### Task prompt
Copy each of the following items verbatim, leaving every character unchanged.

### Data for the task
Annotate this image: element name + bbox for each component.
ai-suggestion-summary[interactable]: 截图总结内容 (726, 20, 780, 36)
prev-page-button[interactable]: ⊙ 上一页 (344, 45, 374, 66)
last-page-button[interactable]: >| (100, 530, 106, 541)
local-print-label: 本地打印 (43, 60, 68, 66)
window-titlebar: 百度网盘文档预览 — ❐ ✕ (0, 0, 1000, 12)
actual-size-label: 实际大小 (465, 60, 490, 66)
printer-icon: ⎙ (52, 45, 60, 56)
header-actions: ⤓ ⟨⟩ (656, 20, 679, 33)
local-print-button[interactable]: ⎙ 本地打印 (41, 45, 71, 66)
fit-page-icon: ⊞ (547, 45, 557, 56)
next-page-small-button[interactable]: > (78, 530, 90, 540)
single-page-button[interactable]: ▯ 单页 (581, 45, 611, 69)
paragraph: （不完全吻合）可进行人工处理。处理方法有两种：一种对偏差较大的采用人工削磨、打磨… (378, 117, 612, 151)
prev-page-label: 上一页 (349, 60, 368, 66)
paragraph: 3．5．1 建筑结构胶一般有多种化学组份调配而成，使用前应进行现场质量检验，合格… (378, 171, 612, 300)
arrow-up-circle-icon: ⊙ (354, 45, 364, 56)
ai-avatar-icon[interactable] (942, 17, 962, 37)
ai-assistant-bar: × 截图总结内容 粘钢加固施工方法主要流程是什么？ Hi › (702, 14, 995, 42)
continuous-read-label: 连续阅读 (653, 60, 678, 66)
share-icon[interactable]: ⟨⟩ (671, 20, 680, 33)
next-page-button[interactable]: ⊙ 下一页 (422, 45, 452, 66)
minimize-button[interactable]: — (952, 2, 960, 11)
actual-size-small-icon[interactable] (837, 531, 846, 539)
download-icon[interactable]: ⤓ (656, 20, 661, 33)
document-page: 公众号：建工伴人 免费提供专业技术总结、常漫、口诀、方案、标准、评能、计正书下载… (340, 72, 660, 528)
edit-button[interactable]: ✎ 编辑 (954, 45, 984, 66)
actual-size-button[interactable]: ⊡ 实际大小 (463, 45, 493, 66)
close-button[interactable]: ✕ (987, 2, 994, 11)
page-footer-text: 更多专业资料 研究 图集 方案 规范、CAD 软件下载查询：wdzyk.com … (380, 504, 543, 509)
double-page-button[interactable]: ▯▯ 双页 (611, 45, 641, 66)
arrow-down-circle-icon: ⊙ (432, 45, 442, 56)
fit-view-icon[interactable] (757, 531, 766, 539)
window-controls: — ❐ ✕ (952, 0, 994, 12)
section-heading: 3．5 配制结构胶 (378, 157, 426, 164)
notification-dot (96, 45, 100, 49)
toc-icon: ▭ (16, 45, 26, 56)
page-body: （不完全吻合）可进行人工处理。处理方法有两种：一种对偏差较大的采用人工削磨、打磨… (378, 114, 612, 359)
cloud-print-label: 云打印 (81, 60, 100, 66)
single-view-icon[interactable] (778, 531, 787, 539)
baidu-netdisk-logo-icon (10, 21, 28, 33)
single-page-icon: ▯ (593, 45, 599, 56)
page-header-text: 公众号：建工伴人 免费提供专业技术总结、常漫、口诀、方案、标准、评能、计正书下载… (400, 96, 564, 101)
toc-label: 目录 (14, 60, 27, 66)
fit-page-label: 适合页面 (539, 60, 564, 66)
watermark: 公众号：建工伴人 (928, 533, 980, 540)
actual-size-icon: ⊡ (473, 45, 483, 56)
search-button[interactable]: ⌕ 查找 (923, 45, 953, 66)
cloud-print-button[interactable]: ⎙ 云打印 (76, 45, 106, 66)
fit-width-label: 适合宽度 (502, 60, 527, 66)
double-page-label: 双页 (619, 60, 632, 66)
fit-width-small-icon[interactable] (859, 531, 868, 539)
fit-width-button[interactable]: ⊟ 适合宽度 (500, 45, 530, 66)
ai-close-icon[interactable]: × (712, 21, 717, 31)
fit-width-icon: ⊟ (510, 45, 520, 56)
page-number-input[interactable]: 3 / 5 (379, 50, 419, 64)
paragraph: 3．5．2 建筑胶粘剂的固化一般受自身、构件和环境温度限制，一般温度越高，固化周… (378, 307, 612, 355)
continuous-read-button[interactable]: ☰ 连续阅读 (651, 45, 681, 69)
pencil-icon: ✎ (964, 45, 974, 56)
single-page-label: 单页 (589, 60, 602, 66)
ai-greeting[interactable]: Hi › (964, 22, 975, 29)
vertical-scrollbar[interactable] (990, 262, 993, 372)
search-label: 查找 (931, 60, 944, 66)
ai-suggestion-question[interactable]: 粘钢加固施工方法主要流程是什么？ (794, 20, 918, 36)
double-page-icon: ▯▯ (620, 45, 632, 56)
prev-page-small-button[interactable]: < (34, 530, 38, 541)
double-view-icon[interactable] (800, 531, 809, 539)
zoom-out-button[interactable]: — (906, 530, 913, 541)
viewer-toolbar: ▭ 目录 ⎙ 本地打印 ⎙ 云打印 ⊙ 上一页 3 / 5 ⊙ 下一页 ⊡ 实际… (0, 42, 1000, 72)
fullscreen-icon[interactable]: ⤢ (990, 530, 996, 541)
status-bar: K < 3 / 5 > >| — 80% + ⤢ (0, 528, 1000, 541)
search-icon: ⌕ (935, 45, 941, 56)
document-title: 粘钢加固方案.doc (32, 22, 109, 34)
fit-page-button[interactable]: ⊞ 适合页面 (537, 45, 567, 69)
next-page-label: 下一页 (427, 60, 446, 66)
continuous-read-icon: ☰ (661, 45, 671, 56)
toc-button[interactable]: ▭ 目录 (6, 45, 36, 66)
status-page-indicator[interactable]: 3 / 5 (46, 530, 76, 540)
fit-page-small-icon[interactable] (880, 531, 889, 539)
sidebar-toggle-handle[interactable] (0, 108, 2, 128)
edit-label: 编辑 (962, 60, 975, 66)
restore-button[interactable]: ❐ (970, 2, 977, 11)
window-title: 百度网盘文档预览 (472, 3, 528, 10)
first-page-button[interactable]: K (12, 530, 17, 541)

### Task solution
Annotate this image: element name + bbox for each component.
ai-suggestion-summary[interactable]: 截图总结内容 (726, 20, 780, 36)
prev-page-button[interactable]: ⊙ 上一页 (344, 45, 374, 66)
last-page-button[interactable]: >| (100, 530, 106, 541)
local-print-label: 本地打印 (43, 60, 68, 66)
window-titlebar: 百度网盘文档预览 — ❐ ✕ (0, 0, 1000, 12)
actual-size-label: 实际大小 (465, 60, 490, 66)
printer-icon: ⎙ (52, 45, 60, 56)
header-actions: ⤓ ⟨⟩ (656, 20, 679, 33)
local-print-button[interactable]: ⎙ 本地打印 (41, 45, 71, 66)
fit-page-icon: ⊞ (547, 45, 557, 56)
next-page-small-button[interactable]: > (78, 530, 90, 540)
single-page-button[interactable]: ▯ 单页 (581, 45, 611, 69)
paragraph: （不完全吻合）可进行人工处理。处理方法有两种：一种对偏差较大的采用人工削磨、打磨… (378, 117, 612, 151)
prev-page-label: 上一页 (349, 60, 368, 66)
paragraph: 3．5．1 建筑结构胶一般有多种化学组份调配而成，使用前应进行现场质量检验，合格… (378, 171, 612, 300)
arrow-up-circle-icon: ⊙ (354, 45, 364, 56)
ai-avatar-icon[interactable] (942, 17, 962, 37)
ai-assistant-bar: × 截图总结内容 粘钢加固施工方法主要流程是什么？ Hi › (702, 14, 995, 42)
continuous-read-label: 连续阅读 (653, 60, 678, 66)
share-icon[interactable]: ⟨⟩ (671, 20, 680, 33)
next-page-button[interactable]: ⊙ 下一页 (422, 45, 452, 66)
minimize-button[interactable]: — (952, 2, 960, 11)
actual-size-small-icon[interactable] (837, 531, 846, 539)
download-icon[interactable]: ⤓ (656, 20, 661, 33)
document-page: 公众号：建工伴人 免费提供专业技术总结、常漫、口诀、方案、标准、评能、计正书下载… (340, 72, 660, 528)
edit-button[interactable]: ✎ 编辑 (954, 45, 984, 66)
actual-size-button[interactable]: ⊡ 实际大小 (463, 45, 493, 66)
close-button[interactable]: ✕ (987, 2, 994, 11)
page-footer-text: 更多专业资料 研究 图集 方案 规范、CAD 软件下载查询：wdzyk.com … (380, 504, 543, 509)
double-page-button[interactable]: ▯▯ 双页 (611, 45, 641, 66)
arrow-down-circle-icon: ⊙ (432, 45, 442, 56)
fit-view-icon[interactable] (757, 531, 766, 539)
window-controls: — ❐ ✕ (952, 0, 994, 12)
section-heading: 3．5 配制结构胶 (378, 157, 426, 164)
notification-dot (96, 45, 100, 49)
toc-icon: ▭ (16, 45, 26, 56)
page-body: （不完全吻合）可进行人工处理。处理方法有两种：一种对偏差较大的采用人工削磨、打磨… (378, 114, 612, 359)
cloud-print-label: 云打印 (81, 60, 100, 66)
single-view-icon[interactable] (778, 531, 787, 539)
baidu-netdisk-logo-icon (10, 21, 28, 33)
single-page-icon: ▯ (593, 45, 599, 56)
page-header-text: 公众号：建工伴人 免费提供专业技术总结、常漫、口诀、方案、标准、评能、计正书下载… (400, 96, 564, 101)
toc-label: 目录 (14, 60, 27, 66)
fit-page-label: 适合页面 (539, 60, 564, 66)
watermark: 公众号：建工伴人 (928, 533, 980, 540)
actual-size-icon: ⊡ (473, 45, 483, 56)
search-button[interactable]: ⌕ 查找 (923, 45, 953, 66)
cloud-print-button[interactable]: ⎙ 云打印 (76, 45, 106, 66)
fit-width-label: 适合宽度 (502, 60, 527, 66)
double-page-label: 双页 (619, 60, 632, 66)
fit-width-small-icon[interactable] (859, 531, 868, 539)
fit-width-button[interactable]: ⊟ 适合宽度 (500, 45, 530, 66)
ai-close-icon[interactable]: × (712, 21, 717, 31)
fit-width-icon: ⊟ (510, 45, 520, 56)
page-number-input[interactable]: 3 / 5 (379, 50, 419, 64)
paragraph: 3．5．2 建筑胶粘剂的固化一般受自身、构件和环境温度限制，一般温度越高，固化周… (378, 307, 612, 355)
continuous-read-button[interactable]: ☰ 连续阅读 (651, 45, 681, 69)
pencil-icon: ✎ (964, 45, 974, 56)
single-page-label: 单页 (589, 60, 602, 66)
ai-greeting[interactable]: Hi › (964, 22, 975, 29)
vertical-scrollbar[interactable] (990, 262, 993, 372)
search-label: 查找 (931, 60, 944, 66)
ai-suggestion-question[interactable]: 粘钢加固施工方法主要流程是什么？ (794, 20, 918, 36)
double-page-icon: ▯▯ (620, 45, 632, 56)
prev-page-small-button[interactable]: < (34, 530, 38, 541)
double-view-icon[interactable] (800, 531, 809, 539)
zoom-out-button[interactable]: — (906, 530, 913, 541)
viewer-toolbar: ▭ 目录 ⎙ 本地打印 ⎙ 云打印 ⊙ 上一页 3 / 5 ⊙ 下一页 ⊡ 实际… (0, 42, 1000, 72)
fullscreen-icon[interactable]: ⤢ (990, 530, 996, 541)
status-bar: K < 3 / 5 > >| — 80% + ⤢ (0, 528, 1000, 541)
search-icon: ⌕ (935, 45, 941, 56)
document-title: 粘钢加固方案.doc (32, 22, 109, 34)
fit-page-button[interactable]: ⊞ 适合页面 (537, 45, 567, 69)
next-page-label: 下一页 (427, 60, 446, 66)
continuous-read-icon: ☰ (661, 45, 671, 56)
toc-button[interactable]: ▭ 目录 (6, 45, 36, 66)
status-page-indicator[interactable]: 3 / 5 (46, 530, 76, 540)
fit-page-small-icon[interactable] (880, 531, 889, 539)
sidebar-toggle-handle[interactable] (0, 108, 2, 128)
edit-label: 编辑 (962, 60, 975, 66)
restore-button[interactable]: ❐ (970, 2, 977, 11)
window-title: 百度网盘文档预览 (472, 3, 528, 10)
first-page-button[interactable]: K (12, 530, 17, 541)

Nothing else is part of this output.